— START OF DATA —

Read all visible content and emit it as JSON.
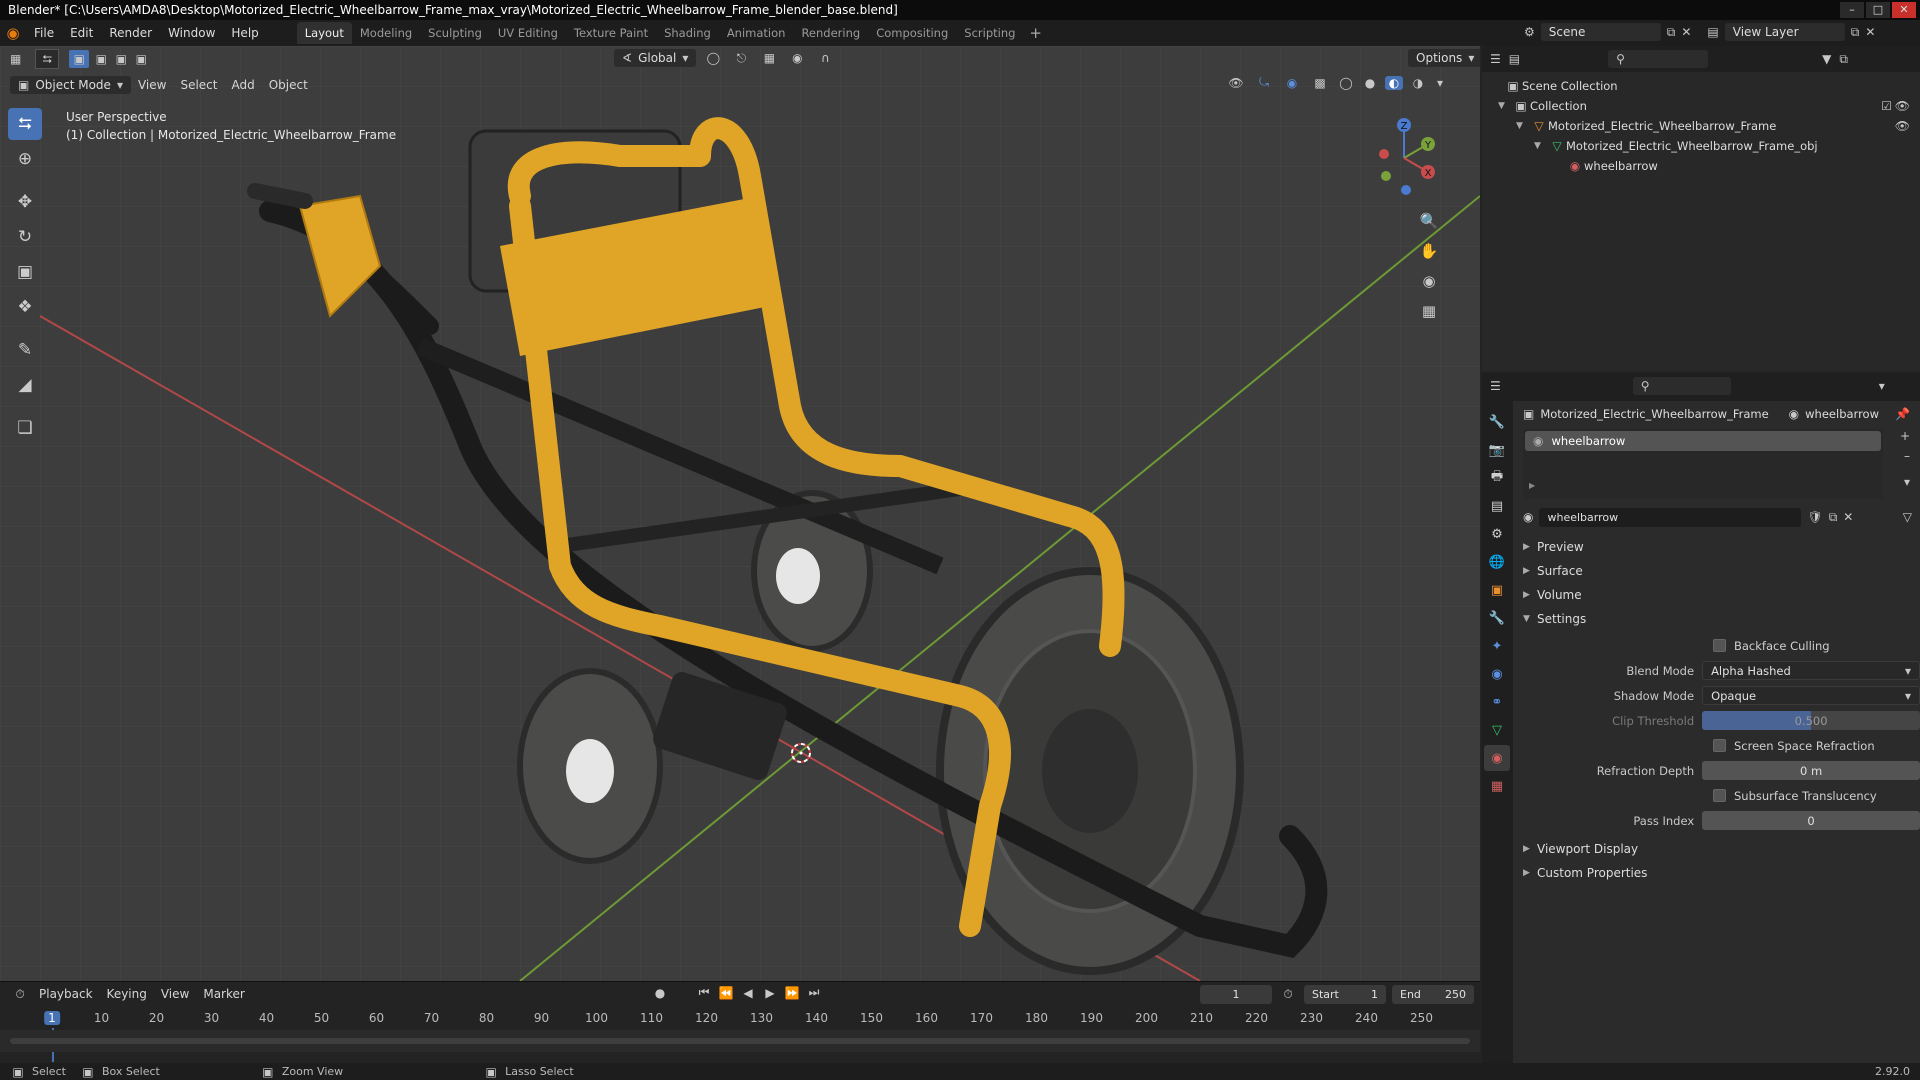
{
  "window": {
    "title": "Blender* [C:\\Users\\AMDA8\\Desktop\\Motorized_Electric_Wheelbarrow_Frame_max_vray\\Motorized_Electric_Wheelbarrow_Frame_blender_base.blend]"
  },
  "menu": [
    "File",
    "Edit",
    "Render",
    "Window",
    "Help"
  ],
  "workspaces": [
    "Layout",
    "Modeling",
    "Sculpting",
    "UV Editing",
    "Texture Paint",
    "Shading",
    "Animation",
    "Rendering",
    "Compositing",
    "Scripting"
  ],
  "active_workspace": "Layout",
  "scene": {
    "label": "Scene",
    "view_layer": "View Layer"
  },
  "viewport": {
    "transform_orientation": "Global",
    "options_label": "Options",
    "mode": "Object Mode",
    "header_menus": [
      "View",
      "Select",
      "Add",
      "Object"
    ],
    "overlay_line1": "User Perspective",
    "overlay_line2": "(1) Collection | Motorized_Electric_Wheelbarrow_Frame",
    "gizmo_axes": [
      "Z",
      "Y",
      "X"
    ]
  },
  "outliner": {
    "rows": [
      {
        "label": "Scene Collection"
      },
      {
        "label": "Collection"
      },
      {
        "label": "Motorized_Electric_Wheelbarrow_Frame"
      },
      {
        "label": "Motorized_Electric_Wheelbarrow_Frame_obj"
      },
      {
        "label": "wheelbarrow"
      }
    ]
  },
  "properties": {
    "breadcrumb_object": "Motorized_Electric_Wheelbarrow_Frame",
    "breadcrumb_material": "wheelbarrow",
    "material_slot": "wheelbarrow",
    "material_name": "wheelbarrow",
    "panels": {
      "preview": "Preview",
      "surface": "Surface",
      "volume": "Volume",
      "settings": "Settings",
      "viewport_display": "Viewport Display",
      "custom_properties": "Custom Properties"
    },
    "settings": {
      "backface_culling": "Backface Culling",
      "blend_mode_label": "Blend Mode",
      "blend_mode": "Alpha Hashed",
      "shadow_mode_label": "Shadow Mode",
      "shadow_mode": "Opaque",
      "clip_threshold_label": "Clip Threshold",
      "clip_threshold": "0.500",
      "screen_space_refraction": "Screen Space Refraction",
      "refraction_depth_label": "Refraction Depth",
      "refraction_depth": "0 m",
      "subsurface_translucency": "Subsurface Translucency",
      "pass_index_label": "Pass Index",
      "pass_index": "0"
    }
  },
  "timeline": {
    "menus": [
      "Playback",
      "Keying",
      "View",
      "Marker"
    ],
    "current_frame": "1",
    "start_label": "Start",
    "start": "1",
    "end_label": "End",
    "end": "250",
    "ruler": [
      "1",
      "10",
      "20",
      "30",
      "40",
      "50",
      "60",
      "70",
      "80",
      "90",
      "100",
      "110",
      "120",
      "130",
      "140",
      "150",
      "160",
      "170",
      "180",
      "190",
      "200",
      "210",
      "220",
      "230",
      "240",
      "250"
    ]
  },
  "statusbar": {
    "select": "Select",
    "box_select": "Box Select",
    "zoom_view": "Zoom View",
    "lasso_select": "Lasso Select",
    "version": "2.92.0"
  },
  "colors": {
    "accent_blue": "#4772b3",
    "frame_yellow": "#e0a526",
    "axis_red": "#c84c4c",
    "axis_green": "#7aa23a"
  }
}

— END OF DATA —
— START OF DATA —

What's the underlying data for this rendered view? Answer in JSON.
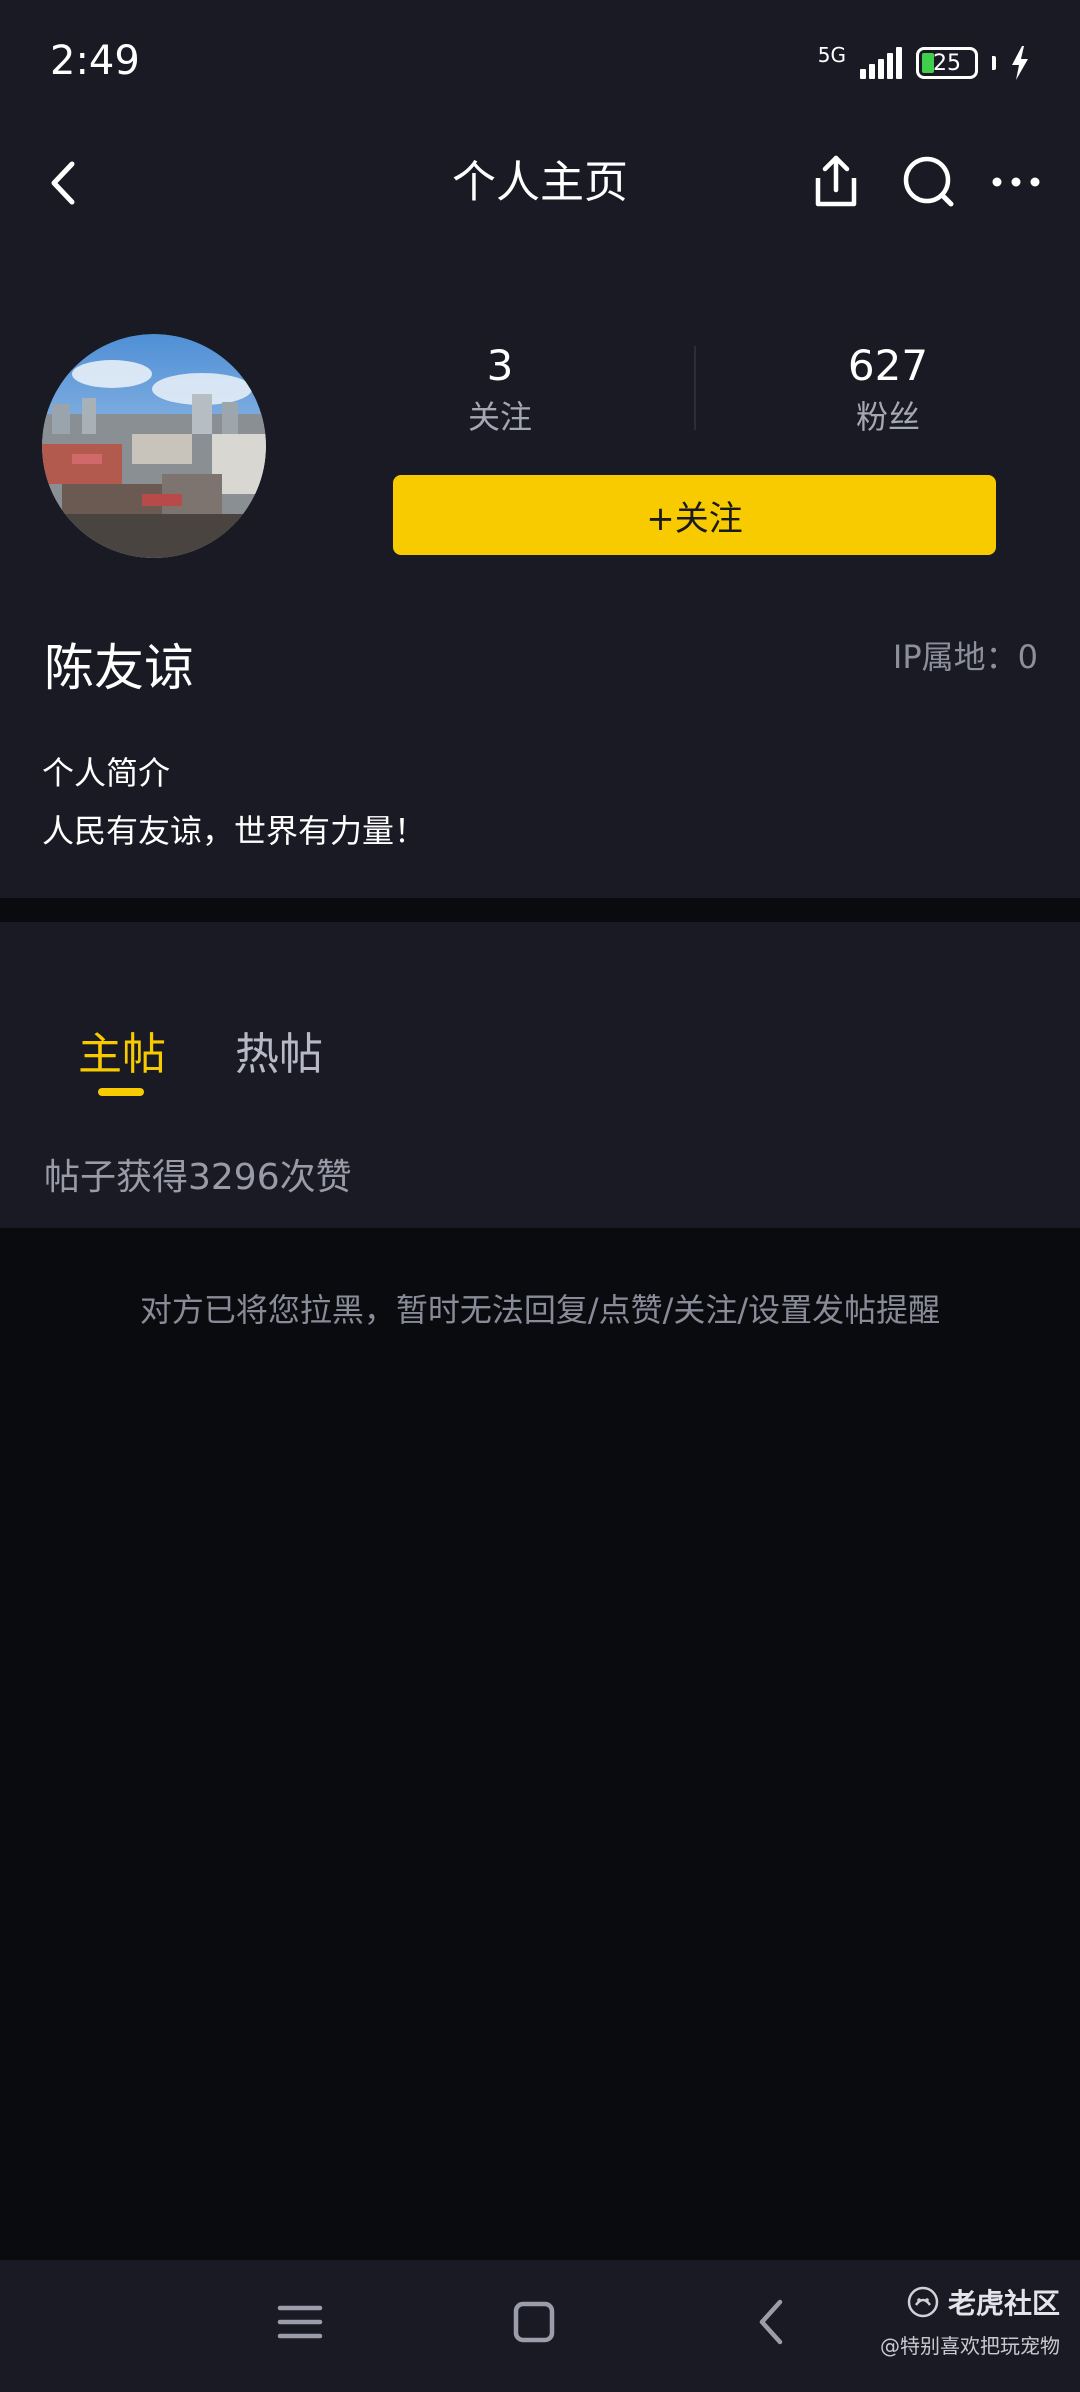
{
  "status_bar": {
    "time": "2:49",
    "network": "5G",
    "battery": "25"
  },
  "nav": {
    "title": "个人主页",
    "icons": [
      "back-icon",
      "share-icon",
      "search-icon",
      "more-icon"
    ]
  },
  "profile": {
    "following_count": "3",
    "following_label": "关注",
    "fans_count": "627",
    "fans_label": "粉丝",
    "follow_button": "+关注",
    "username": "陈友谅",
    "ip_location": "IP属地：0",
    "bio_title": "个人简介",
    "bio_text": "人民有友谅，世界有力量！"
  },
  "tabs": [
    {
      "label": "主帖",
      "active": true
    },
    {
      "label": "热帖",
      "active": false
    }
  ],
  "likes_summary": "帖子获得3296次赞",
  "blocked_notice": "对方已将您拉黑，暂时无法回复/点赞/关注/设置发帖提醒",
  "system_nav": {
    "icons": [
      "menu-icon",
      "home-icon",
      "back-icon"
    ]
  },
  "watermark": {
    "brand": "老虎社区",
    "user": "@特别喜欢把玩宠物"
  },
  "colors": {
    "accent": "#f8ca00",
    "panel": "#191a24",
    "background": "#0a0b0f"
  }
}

— END OF DATA —
— START OF DATA —

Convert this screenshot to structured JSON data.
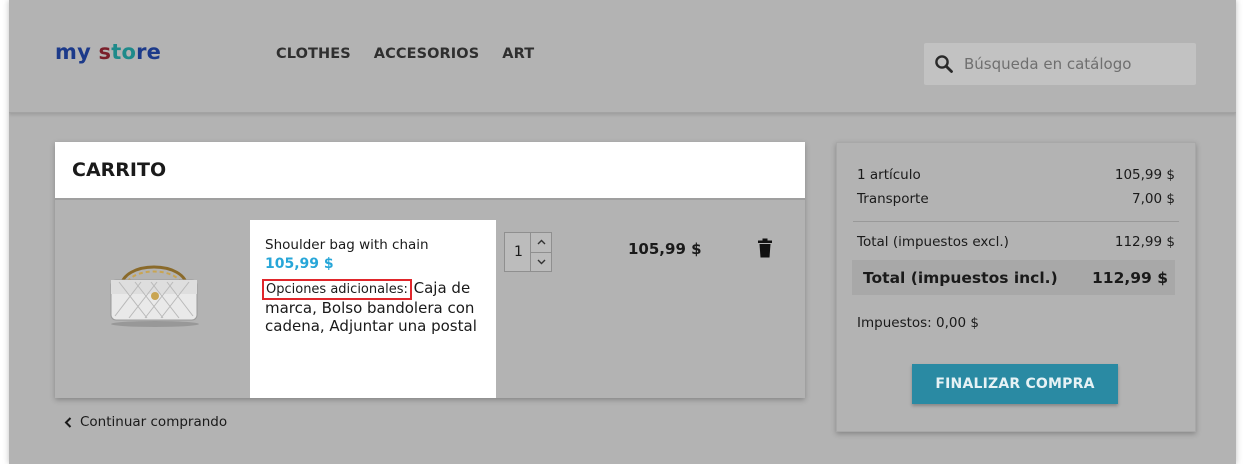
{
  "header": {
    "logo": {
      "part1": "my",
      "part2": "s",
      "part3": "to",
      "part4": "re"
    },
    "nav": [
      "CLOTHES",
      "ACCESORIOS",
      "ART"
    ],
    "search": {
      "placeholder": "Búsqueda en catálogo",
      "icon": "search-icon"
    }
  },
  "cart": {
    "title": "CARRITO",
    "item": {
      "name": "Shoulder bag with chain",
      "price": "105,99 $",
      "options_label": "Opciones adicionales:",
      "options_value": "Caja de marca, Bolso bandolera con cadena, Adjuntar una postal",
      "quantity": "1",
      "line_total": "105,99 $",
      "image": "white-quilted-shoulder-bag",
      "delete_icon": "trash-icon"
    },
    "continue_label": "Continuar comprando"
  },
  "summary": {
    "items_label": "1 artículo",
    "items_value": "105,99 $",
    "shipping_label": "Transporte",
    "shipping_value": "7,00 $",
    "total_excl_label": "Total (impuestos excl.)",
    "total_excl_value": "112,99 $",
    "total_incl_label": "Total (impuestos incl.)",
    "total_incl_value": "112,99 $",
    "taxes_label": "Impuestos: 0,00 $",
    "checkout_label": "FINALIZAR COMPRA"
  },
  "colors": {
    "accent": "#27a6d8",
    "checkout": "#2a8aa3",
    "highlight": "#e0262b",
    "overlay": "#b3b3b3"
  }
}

— END OF DATA —

● **YOUR TASK**:
Pull out all lines in the data above that include "Collection".

● **COMPLETE RESPONSE**:
    "overlay_line2": "(1) Collection | Motorized_Electric_Wheelbarrow_Frame",
        "label": "Scene Collection"
        "label": "Collection"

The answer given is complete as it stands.